> **SELECTED TEXT**
# # # # # # #

Much of Mr. Peres’s reputation is based on his role in the Oslo Accords. In the early 1990s, he was involved in back-channel discussions that led to the historic signing of Oslo I, also known as the Declaration of Principles, by Israel and the Palestine Liberation Organization amid much fanfare on the White House lawn. In 1994, along with Yitzhak Rabin and Yasir Arafat, he was awarded a Nobel Peace Prize for his efforts.

It was during this period that I first met Mr. Peres, after I helped to initiate contact between Israel and the P.L.O., along with the Israeli academics Ron Pundak and Yair Hirschfeld. As foreign minister in Mr. Rabin’s government, Mr. Peres followed up on these secret meetings, leading to Israel’s agreeing — for the first time — to negotiate with the P.L.O.

# # # # # # #

> **ENTRIES PROVIDED**
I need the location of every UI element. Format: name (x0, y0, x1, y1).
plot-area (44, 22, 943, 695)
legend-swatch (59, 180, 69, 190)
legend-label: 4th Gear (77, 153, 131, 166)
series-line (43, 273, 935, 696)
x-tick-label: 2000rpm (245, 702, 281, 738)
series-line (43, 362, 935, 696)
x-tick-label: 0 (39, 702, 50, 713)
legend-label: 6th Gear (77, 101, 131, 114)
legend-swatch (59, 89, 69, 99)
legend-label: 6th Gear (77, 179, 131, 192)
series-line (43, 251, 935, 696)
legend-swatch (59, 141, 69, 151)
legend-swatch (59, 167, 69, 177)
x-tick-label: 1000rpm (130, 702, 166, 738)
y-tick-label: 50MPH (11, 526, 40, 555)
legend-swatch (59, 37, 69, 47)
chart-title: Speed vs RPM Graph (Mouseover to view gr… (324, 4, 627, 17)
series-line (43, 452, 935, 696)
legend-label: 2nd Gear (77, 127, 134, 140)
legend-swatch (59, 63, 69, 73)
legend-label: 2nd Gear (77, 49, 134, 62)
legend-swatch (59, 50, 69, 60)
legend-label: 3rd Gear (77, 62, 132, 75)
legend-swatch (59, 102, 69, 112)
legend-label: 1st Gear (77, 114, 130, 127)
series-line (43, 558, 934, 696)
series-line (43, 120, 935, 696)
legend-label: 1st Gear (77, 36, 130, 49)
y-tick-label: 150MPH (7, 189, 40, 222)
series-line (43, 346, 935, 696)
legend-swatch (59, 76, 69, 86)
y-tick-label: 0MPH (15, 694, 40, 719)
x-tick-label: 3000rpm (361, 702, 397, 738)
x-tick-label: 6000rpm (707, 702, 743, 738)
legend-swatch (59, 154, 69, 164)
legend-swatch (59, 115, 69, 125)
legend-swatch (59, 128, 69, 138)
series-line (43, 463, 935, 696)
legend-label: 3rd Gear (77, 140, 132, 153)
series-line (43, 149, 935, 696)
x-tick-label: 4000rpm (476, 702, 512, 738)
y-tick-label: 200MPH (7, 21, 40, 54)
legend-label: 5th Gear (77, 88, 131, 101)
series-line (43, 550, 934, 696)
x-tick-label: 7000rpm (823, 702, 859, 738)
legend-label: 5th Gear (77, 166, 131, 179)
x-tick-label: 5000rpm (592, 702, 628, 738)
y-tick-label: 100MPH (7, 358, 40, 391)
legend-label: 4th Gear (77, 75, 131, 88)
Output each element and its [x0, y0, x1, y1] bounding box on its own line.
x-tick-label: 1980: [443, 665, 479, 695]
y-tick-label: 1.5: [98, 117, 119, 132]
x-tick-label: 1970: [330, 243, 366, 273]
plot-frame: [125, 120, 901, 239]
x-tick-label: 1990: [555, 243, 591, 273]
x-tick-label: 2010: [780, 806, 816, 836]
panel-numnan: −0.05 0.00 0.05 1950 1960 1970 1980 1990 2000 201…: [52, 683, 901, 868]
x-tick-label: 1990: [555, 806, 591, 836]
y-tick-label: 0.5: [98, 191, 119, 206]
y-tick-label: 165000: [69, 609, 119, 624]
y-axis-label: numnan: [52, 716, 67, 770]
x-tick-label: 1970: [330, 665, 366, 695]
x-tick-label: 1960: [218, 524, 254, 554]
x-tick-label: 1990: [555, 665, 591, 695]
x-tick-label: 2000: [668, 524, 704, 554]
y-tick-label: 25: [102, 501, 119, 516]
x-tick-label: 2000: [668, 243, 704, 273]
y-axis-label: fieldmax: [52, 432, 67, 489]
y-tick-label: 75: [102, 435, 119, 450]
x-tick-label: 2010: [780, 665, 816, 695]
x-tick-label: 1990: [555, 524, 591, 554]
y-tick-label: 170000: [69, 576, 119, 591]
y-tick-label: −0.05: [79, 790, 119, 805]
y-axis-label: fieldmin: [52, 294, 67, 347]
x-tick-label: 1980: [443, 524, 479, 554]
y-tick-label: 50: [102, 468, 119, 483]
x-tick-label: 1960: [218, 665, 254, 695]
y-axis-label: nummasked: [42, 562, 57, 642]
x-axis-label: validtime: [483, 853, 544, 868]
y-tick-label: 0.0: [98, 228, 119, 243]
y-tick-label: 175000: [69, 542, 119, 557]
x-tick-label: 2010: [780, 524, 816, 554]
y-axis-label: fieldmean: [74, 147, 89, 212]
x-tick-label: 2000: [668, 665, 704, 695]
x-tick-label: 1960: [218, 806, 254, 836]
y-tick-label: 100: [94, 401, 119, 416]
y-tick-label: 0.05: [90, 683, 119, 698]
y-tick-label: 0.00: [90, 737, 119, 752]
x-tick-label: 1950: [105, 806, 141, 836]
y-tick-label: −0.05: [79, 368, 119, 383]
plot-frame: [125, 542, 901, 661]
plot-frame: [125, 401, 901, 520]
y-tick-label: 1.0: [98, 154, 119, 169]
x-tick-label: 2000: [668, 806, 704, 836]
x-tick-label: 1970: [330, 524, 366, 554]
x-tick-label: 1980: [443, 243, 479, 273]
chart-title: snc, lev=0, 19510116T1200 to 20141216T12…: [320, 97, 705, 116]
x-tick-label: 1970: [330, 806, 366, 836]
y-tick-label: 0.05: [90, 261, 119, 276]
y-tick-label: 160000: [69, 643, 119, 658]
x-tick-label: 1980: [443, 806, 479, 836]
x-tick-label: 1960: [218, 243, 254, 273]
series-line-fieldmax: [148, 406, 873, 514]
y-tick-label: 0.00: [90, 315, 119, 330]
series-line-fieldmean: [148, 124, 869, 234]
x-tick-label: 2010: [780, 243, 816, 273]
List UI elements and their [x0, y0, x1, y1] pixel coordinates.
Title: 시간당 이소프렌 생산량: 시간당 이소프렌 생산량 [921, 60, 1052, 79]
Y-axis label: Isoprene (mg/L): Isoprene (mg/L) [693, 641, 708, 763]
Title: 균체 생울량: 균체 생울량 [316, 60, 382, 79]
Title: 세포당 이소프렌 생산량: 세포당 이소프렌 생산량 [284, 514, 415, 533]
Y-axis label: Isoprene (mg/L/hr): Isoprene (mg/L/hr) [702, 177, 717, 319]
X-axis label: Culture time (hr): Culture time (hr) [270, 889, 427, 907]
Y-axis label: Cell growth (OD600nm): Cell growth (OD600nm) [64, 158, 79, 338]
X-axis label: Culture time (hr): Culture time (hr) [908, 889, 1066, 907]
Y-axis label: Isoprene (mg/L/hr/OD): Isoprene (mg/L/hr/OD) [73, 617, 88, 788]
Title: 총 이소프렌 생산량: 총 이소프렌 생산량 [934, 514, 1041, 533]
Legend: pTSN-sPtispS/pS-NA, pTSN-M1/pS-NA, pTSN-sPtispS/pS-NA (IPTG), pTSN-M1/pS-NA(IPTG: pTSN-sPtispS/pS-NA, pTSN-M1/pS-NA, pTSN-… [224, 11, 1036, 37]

# # # # # # #

> **BRIEF 1**
Reproduce the passage on Peres and the Oslo Accords, from "Much of Mr." down to "with the P.L.O.".
> **BRIEF 2**
According to the passage on Peres and the Oslo Accords, what led Israel to agree for the first time to negotiate with the P.L.O.? Answer in one to three sentences.
> **BRIEF 3**
List every person named in the passage on Peres and the Oslo Accords.
The entries aren't needed for this work.

> **CORRECT ANSWER 1**
Much of Mr. Peres’s reputation is based on his role in the Oslo Accords. In the early 1990s, he was involved in back-channel discussions that led to the historic signing of Oslo I, also known as the Declaration of Principles, by Israel and the Palestine Liberation Organization amid much fanfare on the White House lawn. In 1994, along with Yitzhak Rabin and Yasir Arafat, he was awarded a Nobel Peace Prize for his efforts.

It was during this period that I first met Mr. Peres, after I helped to initiate contact between Israel and the P.L.O., along with the Israeli academics Ron Pundak and Yair Hirschfeld. As foreign minister in Mr. Rabin’s government, Mr. Peres followed up on these secret meetings, leading to Israel’s agreeing — for the first time — to negotiate with the P.L.O.

> **CORRECT ANSWER 2**
As foreign minister in Rabin's government, Peres followed up on the secret meetings between Israel and the P.L.O. That follow-up led to Israel's agreeing for the first time to negotiate with the P.L.O.

> **CORRECT ANSWER 3**
Mr. Peres, Yitzhak Rabin, Yasir Arafat, Ron Pundak, Yair Hirschfeld